Direction:
Collect every line of the records below that contains the word "screenshot".

Records supplied:

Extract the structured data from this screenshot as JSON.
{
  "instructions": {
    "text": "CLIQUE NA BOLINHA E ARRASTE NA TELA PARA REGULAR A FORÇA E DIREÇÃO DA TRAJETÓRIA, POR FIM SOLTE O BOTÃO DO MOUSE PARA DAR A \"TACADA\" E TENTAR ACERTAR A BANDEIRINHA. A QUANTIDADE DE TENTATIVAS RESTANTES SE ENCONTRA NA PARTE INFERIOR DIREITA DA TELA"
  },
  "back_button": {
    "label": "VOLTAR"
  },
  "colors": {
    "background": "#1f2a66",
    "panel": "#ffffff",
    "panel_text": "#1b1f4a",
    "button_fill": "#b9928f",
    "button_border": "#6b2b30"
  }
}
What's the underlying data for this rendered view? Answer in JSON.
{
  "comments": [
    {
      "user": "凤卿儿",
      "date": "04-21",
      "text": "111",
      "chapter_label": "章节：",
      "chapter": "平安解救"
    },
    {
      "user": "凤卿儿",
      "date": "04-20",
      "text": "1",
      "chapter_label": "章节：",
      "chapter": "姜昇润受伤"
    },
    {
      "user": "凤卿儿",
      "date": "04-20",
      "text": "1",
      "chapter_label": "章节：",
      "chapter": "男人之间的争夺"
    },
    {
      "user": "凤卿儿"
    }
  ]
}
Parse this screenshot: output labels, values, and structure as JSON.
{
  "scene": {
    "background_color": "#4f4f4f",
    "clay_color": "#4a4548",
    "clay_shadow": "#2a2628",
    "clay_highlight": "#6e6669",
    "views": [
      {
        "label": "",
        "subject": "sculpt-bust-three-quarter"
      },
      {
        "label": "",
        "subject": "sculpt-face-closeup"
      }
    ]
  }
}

Exercise answer:
Extract the structured data from this screenshot as JSON.
Parse this screenshot: output labels, values, and structure as JSON.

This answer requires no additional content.